Prompt:
Go through the material below and copy each line where the word "image" appears.

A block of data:
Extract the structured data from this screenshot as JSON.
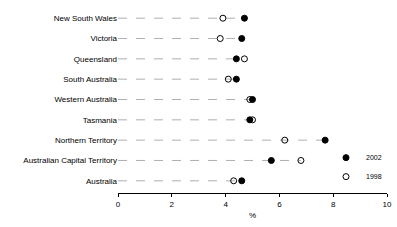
{
  "chart_data": {
    "type": "dot",
    "orientation": "horizontal",
    "categories": [
      "New South Wales",
      "Victoria",
      "Queensland",
      "South Australia",
      "Western Australia",
      "Tasmania",
      "Northern Territory",
      "Australian Capital Territory",
      "Australia"
    ],
    "series": [
      {
        "name": "2002",
        "color": "#000000",
        "marker": "circle",
        "values": [
          4.7,
          4.6,
          4.4,
          4.4,
          5.0,
          4.9,
          7.7,
          5.7,
          4.6
        ]
      },
      {
        "name": "1998",
        "color": "#000000",
        "marker": "circle-open",
        "values": [
          3.9,
          3.8,
          4.7,
          4.1,
          4.9,
          5.0,
          6.2,
          6.8,
          4.3
        ]
      }
    ],
    "x_label": "%",
    "xlim": [
      0,
      10
    ],
    "xticks": [
      0,
      2,
      4,
      6,
      8,
      10
    ],
    "grid": false,
    "legend": "bottom right",
    "line_style": "dashed"
  }
}
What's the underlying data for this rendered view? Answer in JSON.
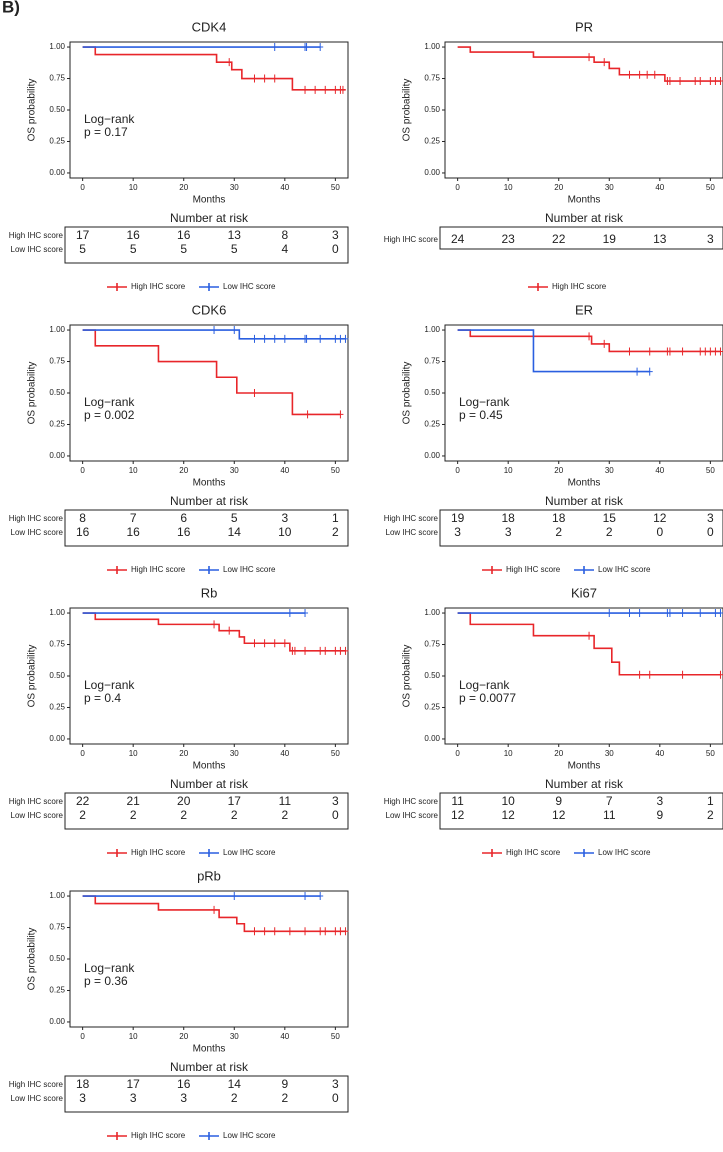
{
  "panel_label": "B)",
  "chart_data": [
    {
      "type": "km",
      "title": "CDK4",
      "xlabel": "Months",
      "ylabel": "OS probability",
      "xlim": [
        -2.5,
        52.5
      ],
      "ylim": [
        -0.04,
        1.04
      ],
      "xticks": [
        0,
        10,
        20,
        30,
        40,
        50
      ],
      "yticks": [
        {
          "value": 0,
          "label": "0.00"
        },
        {
          "value": 0.25,
          "label": "0.25"
        },
        {
          "value": 0.5,
          "label": "0.50"
        },
        {
          "value": 0.75,
          "label": "0.75"
        },
        {
          "value": 1,
          "label": "1.00"
        }
      ],
      "annotation": [
        "Log−rank",
        "p = 0.17"
      ],
      "risk_table_title": "Number at risk",
      "series": [
        {
          "name": "High IHC score",
          "color": "#e8262a",
          "x": [
            0,
            2.5,
            26.5,
            29.5,
            31.5,
            41.5,
            52
          ],
          "values": [
            1,
            0.94,
            0.88,
            0.82,
            0.75,
            0.66,
            0.66
          ],
          "censor_x": [
            29,
            34,
            36,
            38,
            44,
            46,
            48,
            50,
            51,
            51.5
          ],
          "censor_values": [
            0.88,
            0.75,
            0.75,
            0.75,
            0.66,
            0.66,
            0.66,
            0.66,
            0.66,
            0.66
          ],
          "at_risk": [
            17,
            16,
            16,
            13,
            8,
            3
          ]
        },
        {
          "name": "Low IHC score",
          "color": "#2a5fe0",
          "x": [
            0,
            47
          ],
          "values": [
            1,
            1
          ],
          "censor_x": [
            38,
            44,
            44.3,
            47
          ],
          "censor_values": [
            1,
            1,
            1,
            1
          ],
          "at_risk": [
            5,
            5,
            5,
            5,
            4,
            0
          ]
        }
      ]
    },
    {
      "type": "km",
      "title": "PR",
      "xlabel": "Months",
      "ylabel": "OS probability",
      "xlim": [
        -2.5,
        52.5
      ],
      "ylim": [
        -0.04,
        1.04
      ],
      "xticks": [
        0,
        10,
        20,
        30,
        40,
        50
      ],
      "yticks": [
        {
          "value": 0,
          "label": "0.00"
        },
        {
          "value": 0.25,
          "label": "0.25"
        },
        {
          "value": 0.5,
          "label": "0.50"
        },
        {
          "value": 0.75,
          "label": "0.75"
        },
        {
          "value": 1,
          "label": "1.00"
        }
      ],
      "risk_table_title": "Number at risk",
      "series": [
        {
          "name": "High IHC score",
          "color": "#e8262a",
          "x": [
            0,
            2.5,
            15,
            27,
            30,
            32,
            41,
            52
          ],
          "values": [
            1,
            0.96,
            0.92,
            0.88,
            0.83,
            0.78,
            0.73,
            0.73
          ],
          "censor_x": [
            26,
            29,
            34,
            36,
            37.5,
            39,
            41.5,
            42,
            44,
            47,
            48,
            50,
            51,
            52
          ],
          "censor_values": [
            0.92,
            0.88,
            0.78,
            0.78,
            0.78,
            0.78,
            0.73,
            0.73,
            0.73,
            0.73,
            0.73,
            0.73,
            0.73,
            0.73
          ],
          "at_risk": [
            24,
            23,
            22,
            19,
            13,
            3
          ]
        }
      ]
    },
    {
      "type": "km",
      "title": "CDK6",
      "xlabel": "Months",
      "ylabel": "OS probability",
      "xlim": [
        -2.5,
        52.5
      ],
      "ylim": [
        -0.04,
        1.04
      ],
      "xticks": [
        0,
        10,
        20,
        30,
        40,
        50
      ],
      "yticks": [
        {
          "value": 0,
          "label": "0.00"
        },
        {
          "value": 0.25,
          "label": "0.25"
        },
        {
          "value": 0.5,
          "label": "0.50"
        },
        {
          "value": 0.75,
          "label": "0.75"
        },
        {
          "value": 1,
          "label": "1.00"
        }
      ],
      "annotation": [
        "Log−rank",
        "p = 0.002"
      ],
      "risk_table_title": "Number at risk",
      "series": [
        {
          "name": "High IHC score",
          "color": "#e8262a",
          "x": [
            0,
            2.5,
            15,
            26.5,
            30.5,
            41.5,
            51
          ],
          "values": [
            1,
            0.875,
            0.75,
            0.625,
            0.5,
            0.33,
            0.33
          ],
          "censor_x": [
            34,
            44.5,
            51
          ],
          "censor_values": [
            0.5,
            0.33,
            0.33
          ],
          "at_risk": [
            8,
            7,
            6,
            5,
            3,
            1
          ]
        },
        {
          "name": "Low IHC score",
          "color": "#2a5fe0",
          "x": [
            0,
            31,
            52
          ],
          "values": [
            1,
            0.93,
            0.93
          ],
          "censor_x": [
            26,
            30,
            34,
            36,
            38,
            40,
            44,
            44.3,
            47,
            50,
            51,
            52
          ],
          "censor_values": [
            1,
            1,
            0.93,
            0.93,
            0.93,
            0.93,
            0.93,
            0.93,
            0.93,
            0.93,
            0.93,
            0.93
          ],
          "at_risk": [
            16,
            16,
            16,
            14,
            10,
            2
          ]
        }
      ]
    },
    {
      "type": "km",
      "title": "ER",
      "xlabel": "Months",
      "ylabel": "OS probability",
      "xlim": [
        -2.5,
        52.5
      ],
      "ylim": [
        -0.04,
        1.04
      ],
      "xticks": [
        0,
        10,
        20,
        30,
        40,
        50
      ],
      "yticks": [
        {
          "value": 0,
          "label": "0.00"
        },
        {
          "value": 0.25,
          "label": "0.25"
        },
        {
          "value": 0.5,
          "label": "0.50"
        },
        {
          "value": 0.75,
          "label": "0.75"
        },
        {
          "value": 1,
          "label": "1.00"
        }
      ],
      "annotation": [
        "Log−rank",
        "p = 0.45"
      ],
      "risk_table_title": "Number at risk",
      "series": [
        {
          "name": "High IHC score",
          "color": "#e8262a",
          "x": [
            0,
            2.5,
            26.5,
            30,
            52
          ],
          "values": [
            1,
            0.95,
            0.89,
            0.83,
            0.83
          ],
          "censor_x": [
            26,
            29,
            34,
            38,
            41.5,
            42,
            44.5,
            48,
            49,
            50,
            51,
            52
          ],
          "censor_values": [
            0.95,
            0.89,
            0.83,
            0.83,
            0.83,
            0.83,
            0.83,
            0.83,
            0.83,
            0.83,
            0.83,
            0.83
          ],
          "at_risk": [
            19,
            18,
            18,
            15,
            12,
            3
          ]
        },
        {
          "name": "Low IHC score",
          "color": "#2a5fe0",
          "x": [
            0,
            15,
            38
          ],
          "values": [
            1,
            0.67,
            0.67
          ],
          "censor_x": [
            35.5,
            38
          ],
          "censor_values": [
            0.67,
            0.67
          ],
          "at_risk": [
            3,
            3,
            2,
            2,
            0,
            0
          ]
        }
      ]
    },
    {
      "type": "km",
      "title": "Rb",
      "xlabel": "Months",
      "ylabel": "OS probability",
      "xlim": [
        -2.5,
        52.5
      ],
      "ylim": [
        -0.04,
        1.04
      ],
      "xticks": [
        0,
        10,
        20,
        30,
        40,
        50
      ],
      "yticks": [
        {
          "value": 0,
          "label": "0.00"
        },
        {
          "value": 0.25,
          "label": "0.25"
        },
        {
          "value": 0.5,
          "label": "0.50"
        },
        {
          "value": 0.75,
          "label": "0.75"
        },
        {
          "value": 1,
          "label": "1.00"
        }
      ],
      "annotation": [
        "Log−rank",
        "p = 0.4"
      ],
      "risk_table_title": "Number at risk",
      "series": [
        {
          "name": "High IHC score",
          "color": "#e8262a",
          "x": [
            0,
            2.5,
            15,
            27,
            31,
            32,
            41,
            52
          ],
          "values": [
            1,
            0.95,
            0.91,
            0.86,
            0.81,
            0.76,
            0.7,
            0.7
          ],
          "censor_x": [
            26,
            29,
            34,
            36,
            38,
            40,
            41.5,
            42,
            44,
            47,
            48,
            50,
            51,
            52
          ],
          "censor_values": [
            0.91,
            0.86,
            0.76,
            0.76,
            0.76,
            0.76,
            0.7,
            0.7,
            0.7,
            0.7,
            0.7,
            0.7,
            0.7,
            0.7
          ],
          "at_risk": [
            22,
            21,
            20,
            17,
            11,
            3
          ]
        },
        {
          "name": "Low IHC score",
          "color": "#2a5fe0",
          "x": [
            0,
            44
          ],
          "values": [
            1,
            1
          ],
          "censor_x": [
            41,
            44
          ],
          "censor_values": [
            1,
            1
          ],
          "at_risk": [
            2,
            2,
            2,
            2,
            2,
            0
          ]
        }
      ]
    },
    {
      "type": "km",
      "title": "Ki67",
      "xlabel": "Months",
      "ylabel": "OS probability",
      "xlim": [
        -2.5,
        52.5
      ],
      "ylim": [
        -0.04,
        1.04
      ],
      "xticks": [
        0,
        10,
        20,
        30,
        40,
        50
      ],
      "yticks": [
        {
          "value": 0,
          "label": "0.00"
        },
        {
          "value": 0.25,
          "label": "0.25"
        },
        {
          "value": 0.5,
          "label": "0.50"
        },
        {
          "value": 0.75,
          "label": "0.75"
        },
        {
          "value": 1,
          "label": "1.00"
        }
      ],
      "annotation": [
        "Log−rank",
        "p = 0.0077"
      ],
      "risk_table_title": "Number at risk",
      "series": [
        {
          "name": "High IHC score",
          "color": "#e8262a",
          "x": [
            0,
            2.5,
            15,
            27,
            30.5,
            32,
            52
          ],
          "values": [
            1,
            0.91,
            0.82,
            0.72,
            0.61,
            0.51,
            0.51
          ],
          "censor_x": [
            26,
            36,
            38,
            44.5,
            52
          ],
          "censor_values": [
            0.82,
            0.51,
            0.51,
            0.51,
            0.51
          ],
          "at_risk": [
            11,
            10,
            9,
            7,
            3,
            1
          ]
        },
        {
          "name": "Low IHC score",
          "color": "#2a5fe0",
          "x": [
            0,
            52
          ],
          "values": [
            1,
            1
          ],
          "censor_x": [
            30,
            34,
            36,
            41.5,
            42,
            44.5,
            48,
            51,
            52
          ],
          "censor_values": [
            1,
            1,
            1,
            1,
            1,
            1,
            1,
            1,
            1
          ],
          "at_risk": [
            12,
            12,
            12,
            11,
            9,
            2
          ]
        }
      ]
    },
    {
      "type": "km",
      "title": "pRb",
      "xlabel": "Months",
      "ylabel": "OS probability",
      "xlim": [
        -2.5,
        52.5
      ],
      "ylim": [
        -0.04,
        1.04
      ],
      "xticks": [
        0,
        10,
        20,
        30,
        40,
        50
      ],
      "yticks": [
        {
          "value": 0,
          "label": "0.00"
        },
        {
          "value": 0.25,
          "label": "0.25"
        },
        {
          "value": 0.5,
          "label": "0.50"
        },
        {
          "value": 0.75,
          "label": "0.75"
        },
        {
          "value": 1,
          "label": "1.00"
        }
      ],
      "annotation": [
        "Log−rank",
        "p = 0.36"
      ],
      "risk_table_title": "Number at risk",
      "series": [
        {
          "name": "High IHC score",
          "color": "#e8262a",
          "x": [
            0,
            2.5,
            15,
            27,
            30.5,
            32,
            52
          ],
          "values": [
            1,
            0.94,
            0.89,
            0.83,
            0.78,
            0.72,
            0.72
          ],
          "censor_x": [
            26,
            34,
            36,
            38,
            41,
            44,
            47,
            48,
            50,
            51,
            52
          ],
          "censor_values": [
            0.89,
            0.72,
            0.72,
            0.72,
            0.72,
            0.72,
            0.72,
            0.72,
            0.72,
            0.72,
            0.72
          ],
          "at_risk": [
            18,
            17,
            16,
            14,
            9,
            3
          ]
        },
        {
          "name": "Low IHC score",
          "color": "#2a5fe0",
          "x": [
            0,
            47
          ],
          "values": [
            1,
            1
          ],
          "censor_x": [
            30,
            44,
            47
          ],
          "censor_values": [
            1,
            1,
            1
          ],
          "at_risk": [
            3,
            3,
            3,
            2,
            2,
            0
          ]
        }
      ]
    }
  ]
}
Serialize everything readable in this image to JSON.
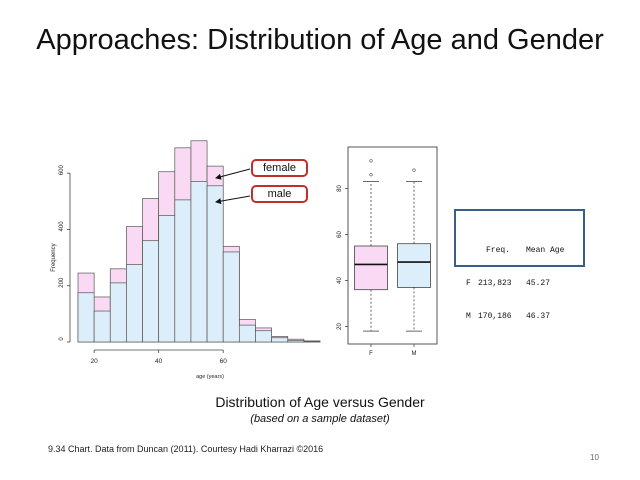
{
  "slide": {
    "title": "Approaches: Distribution of Age and Gender",
    "caption": "Distribution of Age versus Gender",
    "subcaption": "(based on a sample dataset)",
    "footer": "9.34 Chart. Data from Duncan (2011). Courtesy Hadi Kharrazi ©2016",
    "page_number": "10"
  },
  "colors": {
    "female": "#f9d9f3",
    "male": "#ddeefb",
    "callout_border": "#c0302a",
    "table_border": "#3a5e8c"
  },
  "callouts": {
    "female": "female",
    "male": "male"
  },
  "summary_table": {
    "headers": [
      "",
      "Freq.",
      "Mean Age"
    ],
    "rows": [
      [
        "F",
        "213,823",
        "45.27"
      ],
      [
        "M",
        "170,186",
        "46.37"
      ]
    ]
  },
  "chart_data": [
    {
      "type": "bar",
      "subtype": "overlaid-histogram",
      "xlabel": "age (years)",
      "ylabel": "Frequency",
      "xlim": [
        15,
        90
      ],
      "ylim": [
        0,
        700
      ],
      "x_ticks": [
        20,
        40,
        60
      ],
      "y_ticks": [
        0,
        200,
        400,
        600
      ],
      "bin_width": 5,
      "bin_starts": [
        15,
        20,
        25,
        30,
        35,
        40,
        45,
        50,
        55,
        60,
        65,
        70,
        75,
        80,
        85
      ],
      "series": [
        {
          "name": "female",
          "values": [
            245,
            160,
            260,
            410,
            510,
            605,
            690,
            715,
            625,
            340,
            80,
            50,
            20,
            10,
            4
          ]
        },
        {
          "name": "male",
          "values": [
            175,
            110,
            210,
            275,
            360,
            450,
            505,
            570,
            555,
            320,
            60,
            40,
            15,
            5,
            2
          ]
        }
      ]
    },
    {
      "type": "box",
      "categories": [
        "F",
        "M"
      ],
      "y_ticks": [
        20,
        40,
        60,
        80
      ],
      "ylim": [
        15,
        95
      ],
      "boxes": [
        {
          "name": "F",
          "min": 18,
          "q1": 36,
          "median": 47,
          "q3": 55,
          "max": 83,
          "outliers": [
            92,
            86
          ]
        },
        {
          "name": "M",
          "min": 18,
          "q1": 37,
          "median": 48,
          "q3": 56,
          "max": 83,
          "outliers": [
            88
          ]
        }
      ]
    }
  ]
}
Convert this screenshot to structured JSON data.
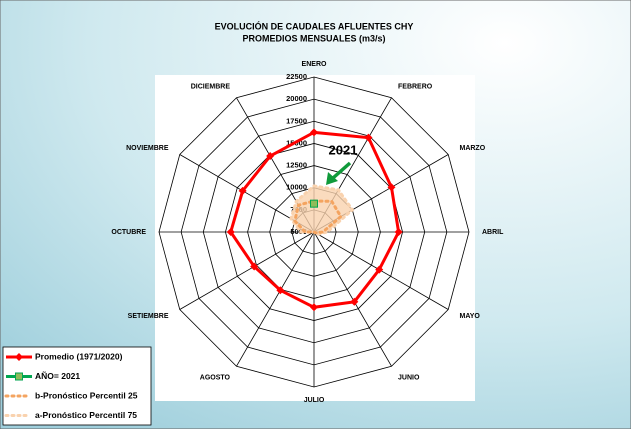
{
  "chart_data": {
    "type": "radar",
    "title": "EVOLUCIÓN DE CAUDALES AFLUENTES CHY",
    "subtitle": "PROMEDIOS MENSUALES (m3/s)",
    "categories": [
      "ENERO",
      "FEBRERO",
      "MARZO",
      "ABRIL",
      "MAYO",
      "JUNIO",
      "JULIO",
      "AGOSTO",
      "SETIEMBRE",
      "OCTUBRE",
      "NOVIEMBRE",
      "DICIEMBRE"
    ],
    "rlim": [
      5000,
      22500
    ],
    "rticks": [
      5000,
      7500,
      10000,
      12500,
      15000,
      17500,
      20000,
      22500
    ],
    "annotation": "2021",
    "series": [
      {
        "name": "Promedio (1971/2020)",
        "color": "#ff0000",
        "style": "line",
        "marker": "diamond",
        "values": [
          16250,
          17300,
          15100,
          14550,
          13500,
          14100,
          13500,
          12600,
          12800,
          14400,
          14300,
          14900
        ]
      },
      {
        "name": "AÑO= 2021",
        "color": "#00a650",
        "style": "line",
        "marker": "square",
        "values": [
          8200,
          null,
          null,
          null,
          null,
          null,
          null,
          null,
          null,
          null,
          null,
          null
        ]
      },
      {
        "name": "b-Pronóstico Percentil 25",
        "color": "#f4a460",
        "style": "dots",
        "marker": null,
        "values": [
          8500,
          9000,
          8500,
          6000,
          5200,
          5000,
          5000,
          5000,
          5000,
          6000,
          7500,
          8500
        ]
      },
      {
        "name": "a-Pronóstico Percentil 75",
        "color": "#f9d2ae",
        "style": "dots-filled",
        "marker": null,
        "values": [
          10200,
          10500,
          10000,
          6500,
          5500,
          5000,
          5000,
          5000,
          5000,
          6500,
          8000,
          9000
        ]
      }
    ]
  }
}
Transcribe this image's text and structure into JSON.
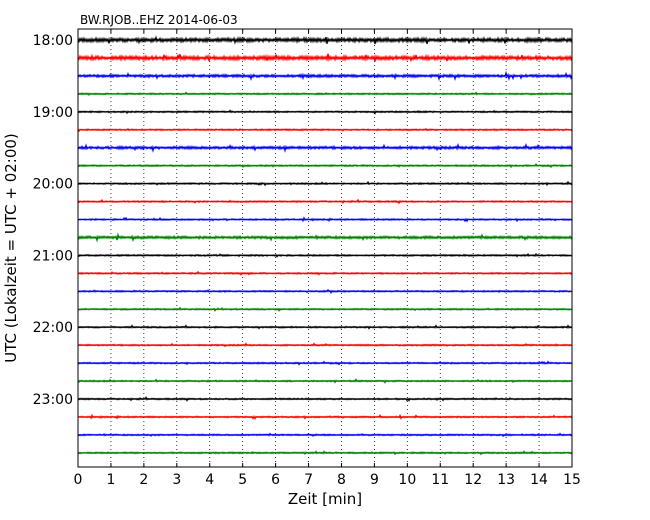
{
  "chart_data": {
    "type": "line",
    "title": "BW.RJOB..EHZ 2014-06-03",
    "xlabel": "Zeit  [min]",
    "ylabel": "UTC (Lokalzeit = UTC + 02:00)",
    "xlim": [
      0,
      15
    ],
    "x_ticks": [
      "0",
      "1",
      "2",
      "3",
      "4",
      "5",
      "6",
      "7",
      "8",
      "9",
      "10",
      "11",
      "12",
      "13",
      "14",
      "15"
    ],
    "y_ticks": [
      "18:00",
      "19:00",
      "20:00",
      "21:00",
      "22:00",
      "23:00"
    ],
    "grid": "vertical dotted",
    "trace_colors": [
      "#000000",
      "#ff0000",
      "#0000ff",
      "#008000"
    ],
    "traces": [
      {
        "start": "18:00",
        "color": "#000000",
        "activity": "high"
      },
      {
        "start": "18:15",
        "color": "#ff0000",
        "activity": "high"
      },
      {
        "start": "18:30",
        "color": "#0000ff",
        "activity": "medium"
      },
      {
        "start": "18:45",
        "color": "#008000",
        "activity": "low"
      },
      {
        "start": "19:00",
        "color": "#000000",
        "activity": "low"
      },
      {
        "start": "19:15",
        "color": "#ff0000",
        "activity": "low"
      },
      {
        "start": "19:30",
        "color": "#0000ff",
        "activity": "medium"
      },
      {
        "start": "19:45",
        "color": "#008000",
        "activity": "low"
      },
      {
        "start": "20:00",
        "color": "#000000",
        "activity": "low"
      },
      {
        "start": "20:15",
        "color": "#ff0000",
        "activity": "low"
      },
      {
        "start": "20:30",
        "color": "#0000ff",
        "activity": "low"
      },
      {
        "start": "20:45",
        "color": "#008000",
        "activity": "medium"
      },
      {
        "start": "21:00",
        "color": "#000000",
        "activity": "low"
      },
      {
        "start": "21:15",
        "color": "#ff0000",
        "activity": "low"
      },
      {
        "start": "21:30",
        "color": "#0000ff",
        "activity": "low"
      },
      {
        "start": "21:45",
        "color": "#008000",
        "activity": "low"
      },
      {
        "start": "22:00",
        "color": "#000000",
        "activity": "low"
      },
      {
        "start": "22:15",
        "color": "#ff0000",
        "activity": "low"
      },
      {
        "start": "22:30",
        "color": "#0000ff",
        "activity": "low"
      },
      {
        "start": "22:45",
        "color": "#008000",
        "activity": "low"
      },
      {
        "start": "23:00",
        "color": "#000000",
        "activity": "low"
      },
      {
        "start": "23:15",
        "color": "#ff0000",
        "activity": "low"
      },
      {
        "start": "23:30",
        "color": "#0000ff",
        "activity": "low"
      },
      {
        "start": "23:45",
        "color": "#008000",
        "activity": "low"
      }
    ]
  }
}
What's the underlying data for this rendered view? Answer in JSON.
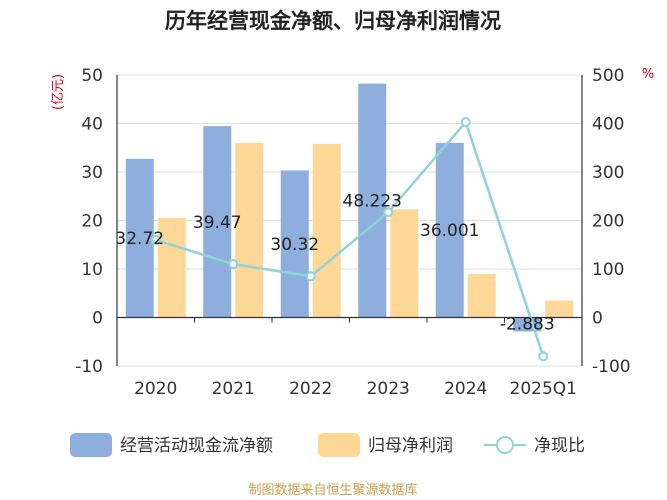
{
  "chart_data": {
    "type": "bar+line",
    "title": "历年经营现金净额、归母净利润情况",
    "categories": [
      "2020",
      "2021",
      "2022",
      "2023",
      "2024",
      "2025Q1"
    ],
    "series": [
      {
        "name": "经营活动现金流净额",
        "type": "bar",
        "axis": "left",
        "color": "#8eaedd",
        "values": [
          32.72,
          39.47,
          30.32,
          48.223,
          36.001,
          -2.883
        ],
        "labels": [
          "32.72",
          "39.47",
          "30.32",
          "48.223",
          "36.001",
          "-2.883"
        ]
      },
      {
        "name": "归母净利润",
        "type": "bar",
        "axis": "left",
        "color": "#ffd796",
        "values": [
          20.5,
          36.0,
          35.8,
          22.3,
          9.0,
          3.5
        ]
      },
      {
        "name": "净现比",
        "type": "line",
        "axis": "right",
        "color": "#8dd4d7",
        "values": [
          160,
          110,
          85,
          217,
          403,
          -80
        ]
      }
    ],
    "left_axis": {
      "unit": "(亿元)",
      "min": -10,
      "max": 50,
      "ticks": [
        -10,
        0,
        10,
        20,
        30,
        40,
        50
      ]
    },
    "right_axis": {
      "unit": "%",
      "min": -100,
      "max": 500,
      "ticks": [
        -100,
        0,
        100,
        200,
        300,
        400,
        500
      ]
    },
    "grid": true,
    "legend_position": "bottom",
    "source": "制图数据来自恒生聚源数据库"
  }
}
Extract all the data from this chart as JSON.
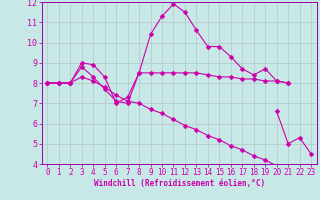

The completed task:
Serialize everything readable in this image to JSON.
Transcribe this image's text and structure into JSON.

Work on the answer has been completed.